**Aim:**
Leave out the pictures and repeat the rest of the material exactly.

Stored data
======

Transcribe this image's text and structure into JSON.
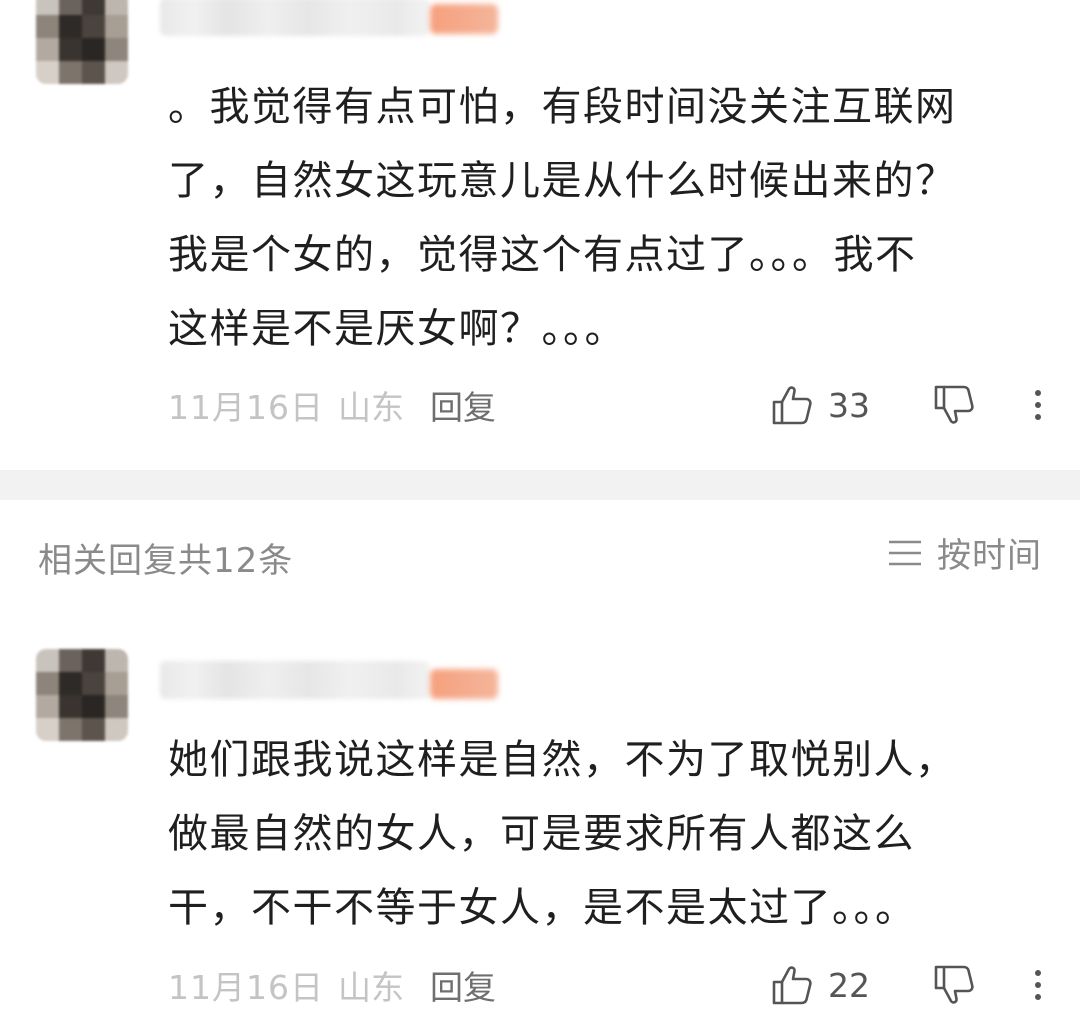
{
  "main_comment": {
    "avatar_icon": "user-avatar-blurred",
    "body_lines": [
      "。我觉得有点可怕，有段时间没关注互联网",
      "了，自然女这玩意儿是从什么时候出来的？",
      "我是个女的，觉得这个有点过了。。。我不",
      "这样是不是厌女啊？。。。"
    ],
    "date": "11月16日",
    "location": "山东",
    "reply_label": "回复",
    "like_icon": "thumbs-up-icon",
    "like_count": "33",
    "dislike_icon": "thumbs-down-icon",
    "more_icon": "more-vertical-icon"
  },
  "related": {
    "title": "相关回复共12条",
    "sort_icon": "list-sort-icon",
    "sort_label": "按时间"
  },
  "reply_comment": {
    "avatar_icon": "user-avatar-blurred",
    "body_lines": [
      "她们跟我说这样是自然，不为了取悦别人，",
      "做最自然的女人，可是要求所有人都这么",
      "干，不干不等于女人，是不是太过了。。。"
    ],
    "date": "11月16日",
    "location": "山东",
    "reply_label": "回复",
    "like_icon": "thumbs-up-icon",
    "like_count": "22",
    "dislike_icon": "thumbs-down-icon",
    "more_icon": "more-vertical-icon"
  },
  "colors": {
    "text_primary": "#1f1f1f",
    "text_meta": "#c4c4c4",
    "text_secondary": "#8a8a8a",
    "icon": "#555555",
    "divider": "#f2f2f2",
    "badge": "#f6a07e"
  }
}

======

**Answer to the task:**
Transcribe this image's text and structure into JSON.
{
  "main_comment": {
    "avatar_icon": "user-avatar-blurred",
    "body_lines": [
      "。我觉得有点可怕，有段时间没关注互联网",
      "了，自然女这玩意儿是从什么时候出来的？",
      "我是个女的，觉得这个有点过了。。。我不",
      "这样是不是厌女啊？。。。"
    ],
    "date": "11月16日",
    "location": "山东",
    "reply_label": "回复",
    "like_icon": "thumbs-up-icon",
    "like_count": "33",
    "dislike_icon": "thumbs-down-icon",
    "more_icon": "more-vertical-icon"
  },
  "related": {
    "title": "相关回复共12条",
    "sort_icon": "list-sort-icon",
    "sort_label": "按时间"
  },
  "reply_comment": {
    "avatar_icon": "user-avatar-blurred",
    "body_lines": [
      "她们跟我说这样是自然，不为了取悦别人，",
      "做最自然的女人，可是要求所有人都这么",
      "干，不干不等于女人，是不是太过了。。。"
    ],
    "date": "11月16日",
    "location": "山东",
    "reply_label": "回复",
    "like_icon": "thumbs-up-icon",
    "like_count": "22",
    "dislike_icon": "thumbs-down-icon",
    "more_icon": "more-vertical-icon"
  },
  "colors": {
    "text_primary": "#1f1f1f",
    "text_meta": "#c4c4c4",
    "text_secondary": "#8a8a8a",
    "icon": "#555555",
    "divider": "#f2f2f2",
    "badge": "#f6a07e"
  }
}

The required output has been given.